• Input records
──────────

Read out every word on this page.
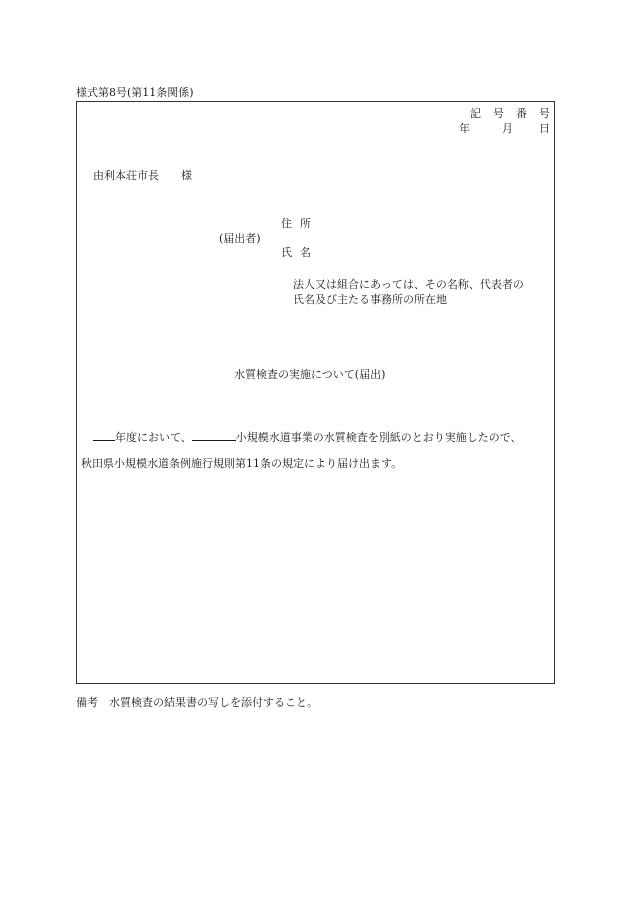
様式第8号(第11条関係)
記号番号
年	月 日
由利本荘市長　　様
住所
(届出者)
氏名
法人又は組合にあっては、その名称、代表者の
氏名及び主たる事務所の所在地
水質検査の実施について(届出)
年度において、	小規模水道事業の水質検査を別紙のとおり実施したので、
秋田県小規模水道条例施行規則第11条の規定により届け出ます。
備考　水質検査の結果書の写しを添付すること。
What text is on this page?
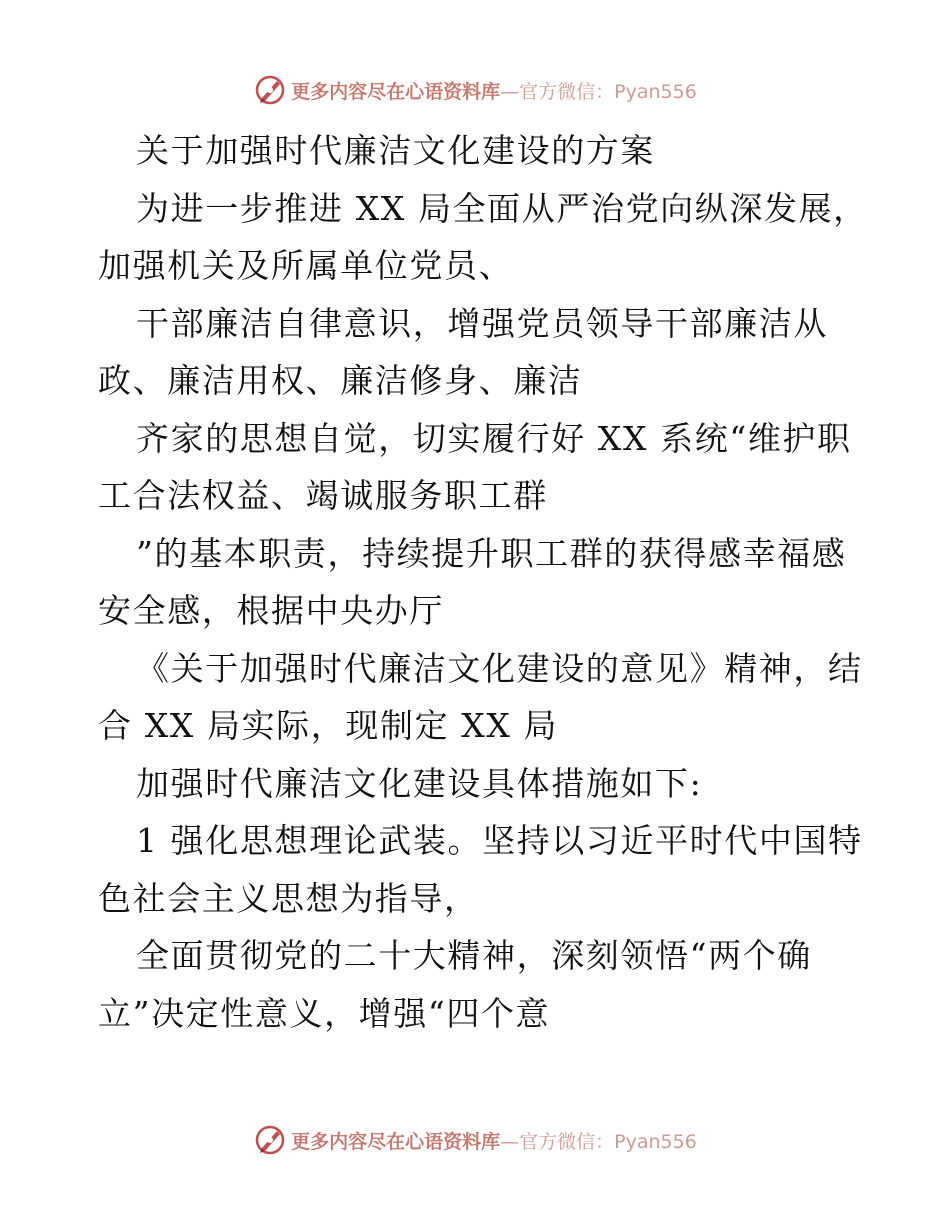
更多内容尽在心语资料库—官方微信：Pyan556
关于加强时代廉洁文化建设的方案
为进一步推进 XX 局全面从严治党向纵深发展，
加强机关及所属单位党员、
干部廉洁自律意识，增强党员领导干部廉洁从
政、廉洁用权、廉洁修身、廉洁
齐家的思想自觉，切实履行好 XX 系统“维护职
工合法权益、竭诚服务职工群
”的基本职责，持续提升职工群的获得感幸福感
安全感，根据中央办厅
《关于加强时代廉洁文化建设的意见》精神，结
合 XX 局实际，现制定 XX 局
加强时代廉洁文化建设具体措施如下:
1 强化思想理论武装。坚持以习近平时代中国特
色社会主义思想为指导，
全面贯彻党的二十大精神，深刻领悟“两个确
立”决定性意义，增强“四个意
更多内容尽在心语资料库—官方微信：Pyan556
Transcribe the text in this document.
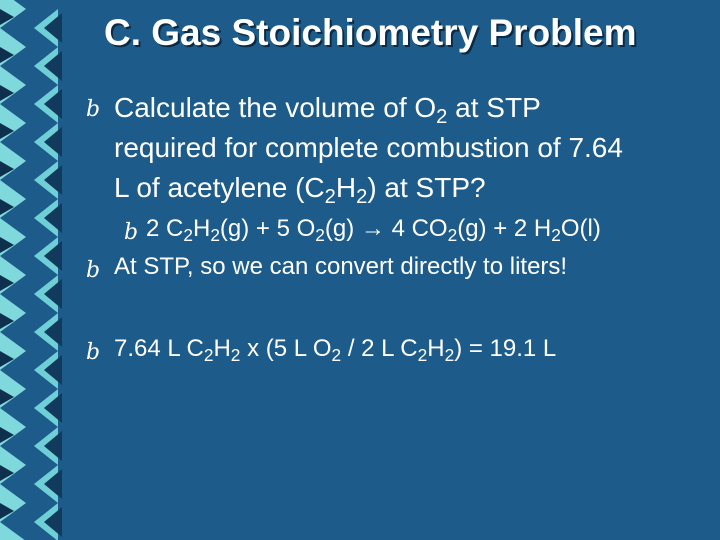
C. Gas Stoichiometry Problem
b Calculate the volume of $O_2$ at STP
required for complete combustion of 7.64
L of acetylene $(C_2H_2)$ at STP?
b 2 $C_2H_2(g) + 5$ $O_2(g) \to 4$ $CO_2(g) + 2$ $H_2O(l)$
b At STP, so we can convert directly to liters!
b 7.64 L $C_2H_2$ x (5 L $O_2 / 2$ L $C_2H_2) = 19.1$ L
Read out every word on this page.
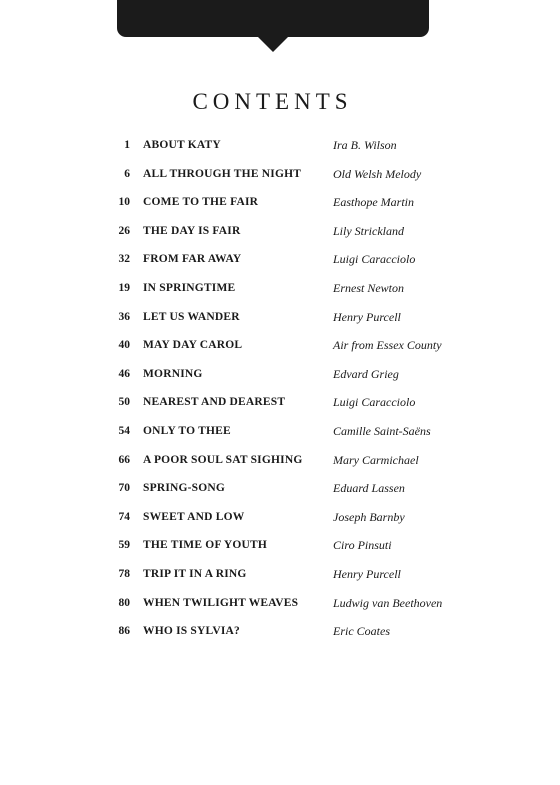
CONTENTS
1 ABOUT KATY	Ira B. Wilson
6 ALL THROUGH THE NIGHT	Old Welsh Melody
10 COME TO THE FAIR	Easthope Martin
26 THE DAY IS FAIR	Lily Strickland
32 FROM FAR AWAY	Luigi Caracciolo
19 IN SPRINGTIME	Ernest Newton
36 LET US WANDER	Henry Purcell
40 MAY DAY CAROL	Air from Essex County
46 MORNING	Edvard Grieg
50 NEAREST AND DEAREST	Luigi Caracciolo
54 ONLY TO THEE	Camille Saint-Saëns
66 A POOR SOUL SAT SIGHING	Mary Carmichael
70 SPRING-SONG	Eduard Lassen
74 SWEET AND LOW	Joseph Barnby
59 THE TIME OF YOUTH	Ciro Pinsuti
78 TRIP IT IN A RING	Henry Purcell
80 WHEN TWILIGHT WEAVES	Ludwig van Beethoven
86 WHO IS SYLVIA?	Eric Coates
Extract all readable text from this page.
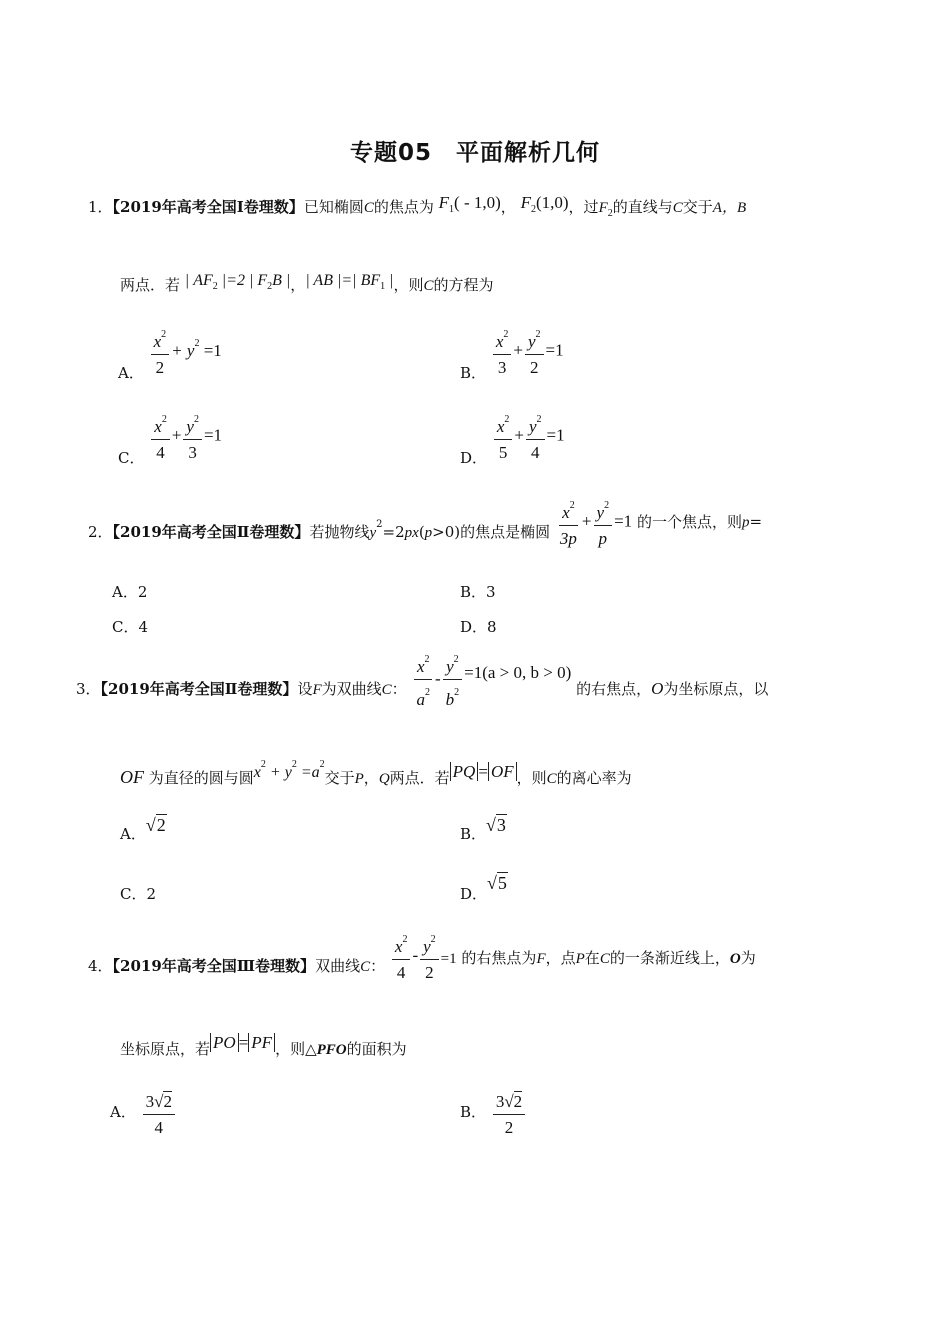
专题05　平面解析几何
1．【2019年高考全国Ⅰ卷理数】已知椭圆C的焦点为 $F_1( - 1,0)$， $F_2(1,0)$，过$F_2$的直线与C交于A，B
两点．若 | $AF_2$ |=2 | $F_2B$ |，| AB |=| $BF_1$ |，则C的方程为
A． $\frac{x^2}{2} + y^2 =1$
B． $\frac{x^2}{3} + \frac{y^2}{2} =1$
C． $\frac{x^2}{4} + \frac{y^2}{3} =1$
D． $\frac{x^2}{5} + \frac{y^2}{4} =1$
2．【2019年高考全国Ⅱ卷理数】若抛物线y2=2px(p>0)的焦点是椭圆 $\frac{x^2}{3p} + \frac{y^2}{p} =1$ 的一个焦点，则p=
A．2	B．3
C．4	D．8
3．【2019年高考全国Ⅱ卷理数】设F为双曲线C： $\frac{x^2}{a^2} - \frac{y^2}{b^2} =1(a > 0$, b > 0) 的右焦点，O为坐标原点，以
OF 为直径的圆与圆$x^2 + y^2 =a^2$交于P，Q两点．若 PQ = OF ，则C的离心率为
A．√2	B．√3
C．2	D．√5
4．【2019年高考全国Ⅲ卷理数】双曲线C： $\frac{x^2}{4} - \frac{y^2}{2} =1$ 的右焦点为F，点P在C的一条渐近线上，O为
坐标原点，若 PO = PF ，则△PFO的面积为
A． $\frac{3√2}{4}$	B． $\frac{3√2}{2}$
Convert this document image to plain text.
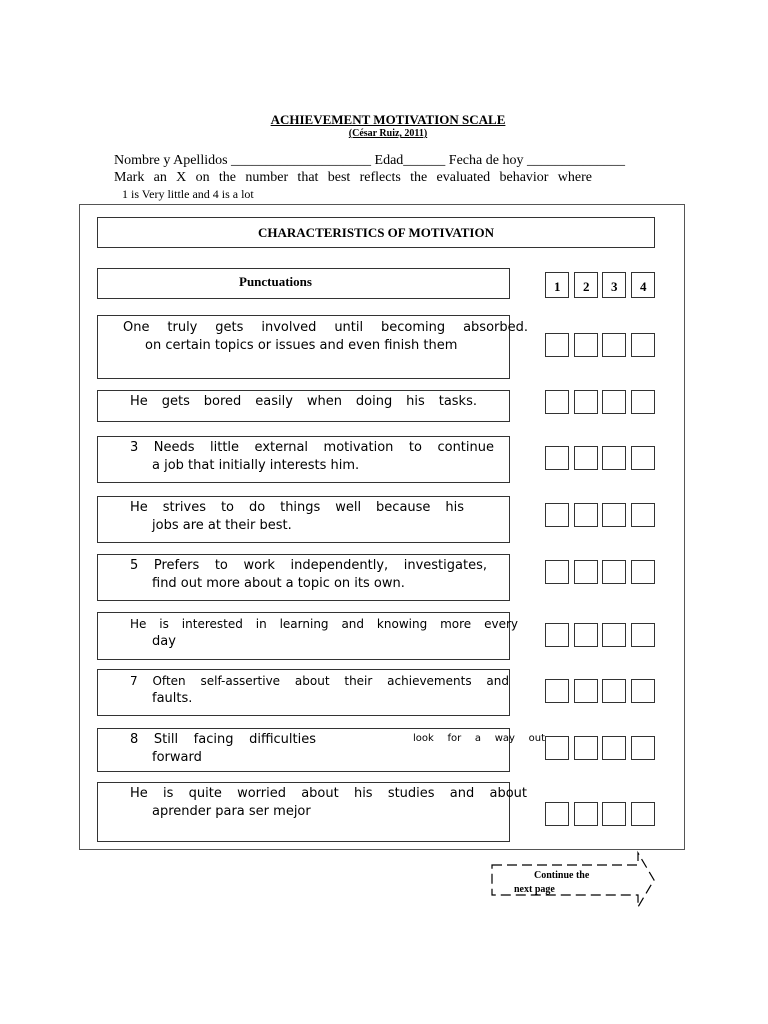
ACHIEVEMENT MOTIVATION SCALE
(César Ruiz, 2011)
Nombre y Apellidos ____________________ Edad______ Fecha de hoy ______________
Mark an X on the number that best reflects the evaluated behavior where
1 is Very little and 4 is a lot
CHARACTERISTICS OF MOTIVATION
Punctuations	1 2 3 4
One truly gets involved until becoming absorbed.
on certain topics or issues and even finish them
He gets bored easily when doing his tasks.
3 Needs little external motivation to continue
a job that initially interests him.
He strives to do things well because his
jobs are at their best.
5 Prefers to work independently, investigates,
find out more about a topic on its own.
He is interested in learning and knowing more every
day
7 Often self-assertive about their achievements and
faults.
8 Still facing difficulties	look for a way out
forward
He is quite worried about his studies and about
aprender para ser mejor
Continue the
next page
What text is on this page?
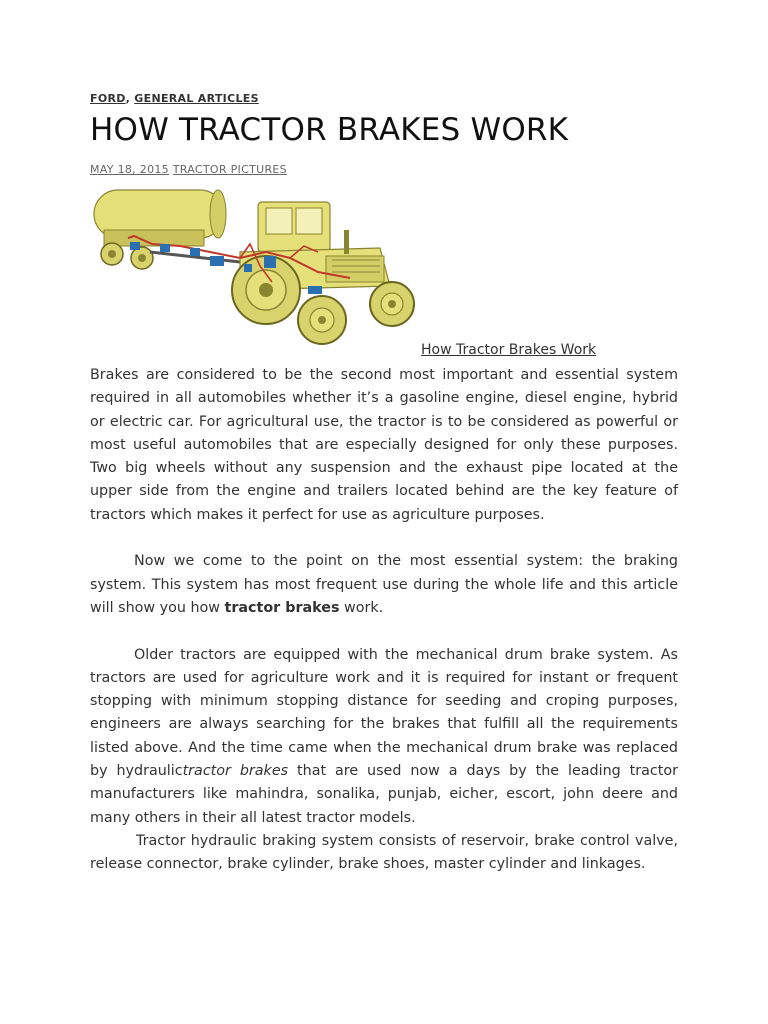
FORD, GENERAL ARTICLES
HOW TRACTOR BRAKES WORK
MAY 18, 2015 TRACTOR PICTURES
How Tractor Brakes Work

Brakes are considered to be the second most important and essential system required in all automobiles whether it’s a gasoline engine, diesel engine, hybrid or electric car. For agricultural use, the tractor is to be considered as powerful or most useful automobiles that are especially designed for only these purposes. Two big wheels without any suspension and the exhaust pipe located at the upper side from the engine and trailers located behind are the key feature of tractors which makes it perfect for use as agriculture purposes.

Now we come to the point on the most essential system: the braking system. This system has most frequent use during the whole life and this article will show you how tractor brakes work.

Older tractors are equipped with the mechanical drum brake system. As tractors are used for agriculture work and it is required for instant or frequent stopping with minimum stopping distance for seeding and croping purposes, engineers are always searching for the brakes that fulfill all the requirements listed above. And the time came when the mechanical drum brake was replaced by hydraulictractor brakes that are used now a days by the leading tractor manufacturers like mahindra, sonalika, punjab, eicher, escort, john deere and many others in their all latest tractor models.

Tractor hydraulic braking system consists of reservoir, brake control valve, release connector, brake cylinder, brake shoes, master cylinder and linkages.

──────────

Each line of the data is to be duplicated exactly; pictures stay out of the copy.

Read out every word on this page.
様式第8号(第11条関係)
記号番号
年	月 日
由利本荘市長　　様
住所
(届出者)
氏名
法人又は組合にあっては、その名称、代表者の
氏名及び主たる事務所の所在地
水質検査の実施について(届出)
年度において、	小規模水道事業の水質検査を別紙のとおり実施したので、
秋田県小規模水道条例施行規則第11条の規定により届け出ます。
備考　水質検査の結果書の写しを添付すること。
What text is on this page?
更多内容尽在心语资料库—官方微信：Pyan556
关于加强时代廉洁文化建设的方案
为进一步推进 XX 局全面从严治党向纵深发展，
加强机关及所属单位党员、
干部廉洁自律意识，增强党员领导干部廉洁从
政、廉洁用权、廉洁修身、廉洁
齐家的思想自觉，切实履行好 XX 系统“维护职
工合法权益、竭诚服务职工群
”的基本职责，持续提升职工群的获得感幸福感
安全感，根据中央办厅
《关于加强时代廉洁文化建设的意见》精神，结
合 XX 局实际，现制定 XX 局
加强时代廉洁文化建设具体措施如下:
1 强化思想理论武装。坚持以习近平时代中国特
色社会主义思想为指导，
全面贯彻党的二十大精神，深刻领悟“两个确
立”决定性意义，增强“四个意
更多内容尽在心语资料库—官方微信：Pyan556
Transcribe the text in this document.
C. Gas Stoichiometry Problem
b Calculate the volume of $O_2$ at STP
required for complete combustion of 7.64
L of acetylene $(C_2H_2)$ at STP?
b 2 $C_2H_2(g) + 5$ $O_2(g) \to 4$ $CO_2(g) + 2$ $H_2O(l)$
b At STP, so we can convert directly to liters!
b 7.64 L $C_2H_2$ x (5 L $O_2 / 2$ L $C_2H_2) = 19.1$ L
Read out every word on this page.
CONTENTS
1 ABOUT KATY	Ira B. Wilson
6 ALL THROUGH THE NIGHT	Old Welsh Melody
10 COME TO THE FAIR	Easthope Martin
26 THE DAY IS FAIR	Lily Strickland
32 FROM FAR AWAY	Luigi Caracciolo
19 IN SPRINGTIME	Ernest Newton
36 LET US WANDER	Henry Purcell
40 MAY DAY CAROL	Air from Essex County
46 MORNING	Edvard Grieg
50 NEAREST AND DEAREST	Luigi Caracciolo
54 ONLY TO THEE	Camille Saint-Saëns
66 A POOR SOUL SAT SIGHING	Mary Carmichael
70 SPRING-SONG	Eduard Lassen
74 SWEET AND LOW	Joseph Barnby
59 THE TIME OF YOUTH	Ciro Pinsuti
78 TRIP IT IN A RING	Henry Purcell
80 WHEN TWILIGHT WEAVES	Ludwig van Beethoven
86 WHO IS SYLVIA?	Eric Coates
Extract all readable text from this page.
专题05　平面解析几何
1．【2019年高考全国Ⅰ卷理数】已知椭圆C的焦点为 $F_1( - 1,0)$， $F_2(1,0)$，过$F_2$的直线与C交于A，B
两点．若 | $AF_2$ |=2 | $F_2B$ |，| AB |=| $BF_1$ |，则C的方程为
A． $\frac{x^2}{2} + y^2 =1$
B． $\frac{x^2}{3} + \frac{y^2}{2} =1$
C． $\frac{x^2}{4} + \frac{y^2}{3} =1$
D． $\frac{x^2}{5} + \frac{y^2}{4} =1$
2．【2019年高考全国Ⅱ卷理数】若抛物线y2=2px(p>0)的焦点是椭圆 $\frac{x^2}{3p} + \frac{y^2}{p} =1$ 的一个焦点，则p=
A．2	B．3
C．4	D．8
3．【2019年高考全国Ⅱ卷理数】设F为双曲线C： $\frac{x^2}{a^2} - \frac{y^2}{b^2} =1(a > 0$, b > 0) 的右焦点，O为坐标原点，以
OF 为直径的圆与圆$x^2 + y^2 =a^2$交于P，Q两点．若 PQ = OF ，则C的离心率为
A．√2	B．√3
C．2	D．√5
4．【2019年高考全国Ⅲ卷理数】双曲线C： $\frac{x^2}{4} - \frac{y^2}{2} =1$ 的右焦点为F，点P在C的一条渐近线上，O为
坐标原点，若 PO = PF ，则△PFO的面积为
A． $\frac{3√2}{4}$	B． $\frac{3√2}{2}$
Convert this document image to plain text.
ACHIEVEMENT MOTIVATION SCALE
(César Ruiz, 2011)
Nombre y Apellidos ____________________ Edad______ Fecha de hoy ______________
Mark an X on the number that best reflects the evaluated behavior where
1 is Very little and 4 is a lot
CHARACTERISTICS OF MOTIVATION
Punctuations	1 2 3 4
One truly gets involved until becoming absorbed.
on certain topics or issues and even finish them
He gets bored easily when doing his tasks.
3 Needs little external motivation to continue
a job that initially interests him.
He strives to do things well because his
jobs are at their best.
5 Prefers to work independently, investigates,
find out more about a topic on its own.
He is interested in learning and knowing more every
day
7 Often self-assertive about their achievements and
faults.
8 Still facing difficulties	look for a way out
forward
He is quite worried about his studies and about
aprender para ser mejor
Continue the
next page
What text is on this page?
FORD, GENERAL ARTICLES
HOW TRACTOR BRAKES WORK
MAY 18, 2015 TRACTOR PICTURES
How Tractor Brakes Work

Brakes are considered to be the second most important and essential system required in all automobiles whether it’s a gasoline engine, diesel engine, hybrid or electric car. For agricultural use, the tractor is to be considered as powerful or most useful automobiles that are especially designed for only these purposes. Two big wheels without any suspension and the exhaust pipe located at the upper side from the engine and trailers located behind are the key feature of tractors which makes it perfect for use as agriculture purposes.

Now we come to the point on the most essential system: the braking system. This system has most frequent use during the whole life and this article will show you how tractor brakes work.

Older tractors are equipped with the mechanical drum brake system. As tractors are used for agriculture work and it is required for instant or frequent stopping with minimum stopping distance for seeding and croping purposes, engineers are always searching for the brakes that fulfill all the requirements listed above. And the time came when the mechanical drum brake was replaced by hydraulictractor brakes that are used now a days by the leading tractor manufacturers like mahindra, sonalika, punjab, eicher, escort, john deere and many others in their all latest tractor models.

Tractor hydraulic braking system consists of reservoir, brake control valve, release connector, brake cylinder, brake shoes, master cylinder and linkages.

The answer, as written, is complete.